BEGIN Supplied information
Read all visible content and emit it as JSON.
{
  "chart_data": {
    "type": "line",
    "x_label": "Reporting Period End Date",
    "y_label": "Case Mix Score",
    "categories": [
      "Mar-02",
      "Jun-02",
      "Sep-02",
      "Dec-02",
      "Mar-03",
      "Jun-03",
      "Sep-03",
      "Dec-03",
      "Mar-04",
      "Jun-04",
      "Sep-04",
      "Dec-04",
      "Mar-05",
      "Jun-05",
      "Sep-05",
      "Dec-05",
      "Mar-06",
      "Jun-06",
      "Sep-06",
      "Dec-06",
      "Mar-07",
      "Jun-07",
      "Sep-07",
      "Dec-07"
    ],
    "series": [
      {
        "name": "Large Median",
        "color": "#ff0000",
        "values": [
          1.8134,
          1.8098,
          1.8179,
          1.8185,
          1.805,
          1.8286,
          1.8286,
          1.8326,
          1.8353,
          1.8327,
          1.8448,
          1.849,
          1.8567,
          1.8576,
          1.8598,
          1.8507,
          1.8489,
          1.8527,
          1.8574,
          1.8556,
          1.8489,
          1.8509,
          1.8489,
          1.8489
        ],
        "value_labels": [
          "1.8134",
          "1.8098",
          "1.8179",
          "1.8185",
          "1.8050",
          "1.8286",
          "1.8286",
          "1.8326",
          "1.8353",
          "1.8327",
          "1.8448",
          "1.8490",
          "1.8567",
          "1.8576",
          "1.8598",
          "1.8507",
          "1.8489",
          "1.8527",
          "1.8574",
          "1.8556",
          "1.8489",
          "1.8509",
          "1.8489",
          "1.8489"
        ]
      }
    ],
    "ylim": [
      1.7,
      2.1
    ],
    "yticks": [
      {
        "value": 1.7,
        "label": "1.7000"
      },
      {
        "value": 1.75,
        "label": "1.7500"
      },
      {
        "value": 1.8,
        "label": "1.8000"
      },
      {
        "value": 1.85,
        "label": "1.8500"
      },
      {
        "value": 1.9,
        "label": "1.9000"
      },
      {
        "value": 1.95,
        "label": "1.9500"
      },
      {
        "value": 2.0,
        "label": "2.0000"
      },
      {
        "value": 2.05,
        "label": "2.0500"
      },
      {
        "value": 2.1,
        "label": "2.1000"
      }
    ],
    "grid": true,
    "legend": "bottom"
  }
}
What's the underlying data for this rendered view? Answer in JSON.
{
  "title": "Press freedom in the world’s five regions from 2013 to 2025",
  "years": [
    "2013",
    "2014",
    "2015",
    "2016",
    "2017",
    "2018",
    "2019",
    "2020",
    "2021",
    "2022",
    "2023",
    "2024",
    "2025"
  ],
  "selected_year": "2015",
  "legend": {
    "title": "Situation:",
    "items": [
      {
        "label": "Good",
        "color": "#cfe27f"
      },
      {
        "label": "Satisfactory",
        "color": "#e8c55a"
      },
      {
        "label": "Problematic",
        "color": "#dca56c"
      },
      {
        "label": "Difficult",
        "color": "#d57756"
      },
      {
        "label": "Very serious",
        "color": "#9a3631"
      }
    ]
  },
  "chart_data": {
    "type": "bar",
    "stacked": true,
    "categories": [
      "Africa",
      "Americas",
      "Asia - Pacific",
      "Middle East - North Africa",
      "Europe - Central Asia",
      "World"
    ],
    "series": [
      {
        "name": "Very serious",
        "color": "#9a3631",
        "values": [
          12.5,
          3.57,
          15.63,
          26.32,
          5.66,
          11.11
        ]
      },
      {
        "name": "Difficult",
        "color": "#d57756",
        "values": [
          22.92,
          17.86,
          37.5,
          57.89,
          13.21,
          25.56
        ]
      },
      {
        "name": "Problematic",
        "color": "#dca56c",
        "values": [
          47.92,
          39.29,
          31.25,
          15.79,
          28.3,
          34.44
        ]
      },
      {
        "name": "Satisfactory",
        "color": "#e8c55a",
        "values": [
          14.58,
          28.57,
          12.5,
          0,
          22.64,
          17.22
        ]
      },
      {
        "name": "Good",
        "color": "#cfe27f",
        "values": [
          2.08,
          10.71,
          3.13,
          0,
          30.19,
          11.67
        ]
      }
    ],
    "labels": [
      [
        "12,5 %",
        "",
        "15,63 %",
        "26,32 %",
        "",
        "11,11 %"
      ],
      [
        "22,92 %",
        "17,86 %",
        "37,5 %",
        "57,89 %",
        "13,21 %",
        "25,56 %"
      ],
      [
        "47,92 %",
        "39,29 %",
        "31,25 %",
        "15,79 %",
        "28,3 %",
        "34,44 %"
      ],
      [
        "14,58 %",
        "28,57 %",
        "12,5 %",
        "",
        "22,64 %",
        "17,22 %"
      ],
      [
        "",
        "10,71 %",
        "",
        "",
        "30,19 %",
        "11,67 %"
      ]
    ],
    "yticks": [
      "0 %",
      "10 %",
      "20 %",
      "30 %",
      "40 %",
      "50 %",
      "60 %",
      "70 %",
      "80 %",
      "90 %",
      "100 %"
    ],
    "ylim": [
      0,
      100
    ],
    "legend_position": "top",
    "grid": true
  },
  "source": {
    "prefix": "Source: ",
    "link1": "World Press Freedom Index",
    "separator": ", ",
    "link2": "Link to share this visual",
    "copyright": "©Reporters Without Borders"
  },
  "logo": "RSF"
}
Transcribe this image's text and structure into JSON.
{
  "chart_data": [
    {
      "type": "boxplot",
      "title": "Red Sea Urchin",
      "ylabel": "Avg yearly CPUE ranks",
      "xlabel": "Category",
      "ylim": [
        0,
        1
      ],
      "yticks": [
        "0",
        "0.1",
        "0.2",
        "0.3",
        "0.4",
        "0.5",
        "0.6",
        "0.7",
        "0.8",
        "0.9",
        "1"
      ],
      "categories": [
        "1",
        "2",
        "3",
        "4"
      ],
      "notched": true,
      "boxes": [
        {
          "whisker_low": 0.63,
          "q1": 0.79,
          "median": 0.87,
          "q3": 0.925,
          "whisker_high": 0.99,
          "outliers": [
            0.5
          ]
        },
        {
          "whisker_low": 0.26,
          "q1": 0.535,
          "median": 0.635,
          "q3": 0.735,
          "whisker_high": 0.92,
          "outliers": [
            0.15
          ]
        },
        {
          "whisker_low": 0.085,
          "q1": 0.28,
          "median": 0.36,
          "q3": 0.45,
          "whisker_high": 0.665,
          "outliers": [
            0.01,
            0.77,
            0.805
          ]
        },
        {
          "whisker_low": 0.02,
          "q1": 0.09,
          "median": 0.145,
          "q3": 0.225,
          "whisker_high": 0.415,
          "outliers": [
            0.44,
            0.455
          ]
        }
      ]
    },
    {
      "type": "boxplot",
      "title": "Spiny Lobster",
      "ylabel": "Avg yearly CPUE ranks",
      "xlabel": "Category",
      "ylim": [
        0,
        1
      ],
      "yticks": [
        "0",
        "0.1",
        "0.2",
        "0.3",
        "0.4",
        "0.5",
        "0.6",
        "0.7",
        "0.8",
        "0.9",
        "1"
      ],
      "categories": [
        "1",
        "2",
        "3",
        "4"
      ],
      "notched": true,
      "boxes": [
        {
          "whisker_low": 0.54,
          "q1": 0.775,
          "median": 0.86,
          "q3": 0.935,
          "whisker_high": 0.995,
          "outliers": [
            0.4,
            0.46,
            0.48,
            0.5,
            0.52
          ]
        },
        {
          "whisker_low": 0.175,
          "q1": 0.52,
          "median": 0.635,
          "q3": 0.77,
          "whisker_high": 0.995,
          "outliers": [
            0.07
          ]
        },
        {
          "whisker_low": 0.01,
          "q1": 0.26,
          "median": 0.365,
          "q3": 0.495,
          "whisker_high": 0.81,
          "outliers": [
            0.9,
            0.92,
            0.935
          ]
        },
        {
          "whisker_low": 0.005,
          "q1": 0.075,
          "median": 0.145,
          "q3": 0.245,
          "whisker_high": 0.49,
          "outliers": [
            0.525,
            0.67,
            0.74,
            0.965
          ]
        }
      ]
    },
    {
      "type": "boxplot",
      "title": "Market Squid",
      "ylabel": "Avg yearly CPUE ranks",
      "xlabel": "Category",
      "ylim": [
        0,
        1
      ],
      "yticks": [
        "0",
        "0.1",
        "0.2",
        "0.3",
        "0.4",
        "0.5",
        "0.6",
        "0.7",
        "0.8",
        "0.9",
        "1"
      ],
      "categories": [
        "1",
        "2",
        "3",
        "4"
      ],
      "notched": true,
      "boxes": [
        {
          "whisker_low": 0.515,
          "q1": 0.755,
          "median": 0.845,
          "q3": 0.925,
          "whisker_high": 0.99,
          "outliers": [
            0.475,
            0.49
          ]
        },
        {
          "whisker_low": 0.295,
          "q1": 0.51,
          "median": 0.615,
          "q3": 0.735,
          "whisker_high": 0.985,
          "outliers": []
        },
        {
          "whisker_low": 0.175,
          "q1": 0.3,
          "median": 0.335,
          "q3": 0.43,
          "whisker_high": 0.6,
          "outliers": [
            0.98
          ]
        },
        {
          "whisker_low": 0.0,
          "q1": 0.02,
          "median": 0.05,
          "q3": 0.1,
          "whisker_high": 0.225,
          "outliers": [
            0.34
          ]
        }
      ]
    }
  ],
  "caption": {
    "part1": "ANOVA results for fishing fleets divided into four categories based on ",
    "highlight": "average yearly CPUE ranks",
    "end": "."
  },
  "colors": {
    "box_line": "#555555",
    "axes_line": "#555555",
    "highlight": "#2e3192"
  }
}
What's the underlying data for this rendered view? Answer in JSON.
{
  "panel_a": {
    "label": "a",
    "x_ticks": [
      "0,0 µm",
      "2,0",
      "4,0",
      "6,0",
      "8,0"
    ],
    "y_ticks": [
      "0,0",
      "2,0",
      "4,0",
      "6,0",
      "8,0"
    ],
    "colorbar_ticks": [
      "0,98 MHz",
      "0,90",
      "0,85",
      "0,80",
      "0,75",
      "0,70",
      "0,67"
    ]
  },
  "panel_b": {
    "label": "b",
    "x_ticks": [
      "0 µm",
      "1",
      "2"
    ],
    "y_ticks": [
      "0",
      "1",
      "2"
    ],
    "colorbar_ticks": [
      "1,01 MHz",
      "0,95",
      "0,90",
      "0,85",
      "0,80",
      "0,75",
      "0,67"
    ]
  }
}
END Supplied information
◆ To do
Pick each line holding the word "JSON" out of the listing.

◆ Response for this exercise
Read all visible content and emit it as JSON.
What's the underlying data for this rendered view? Answer in JSON.
Transcribe this image's text and structure into JSON.
What's the underlying data for this rendered view? Answer in JSON.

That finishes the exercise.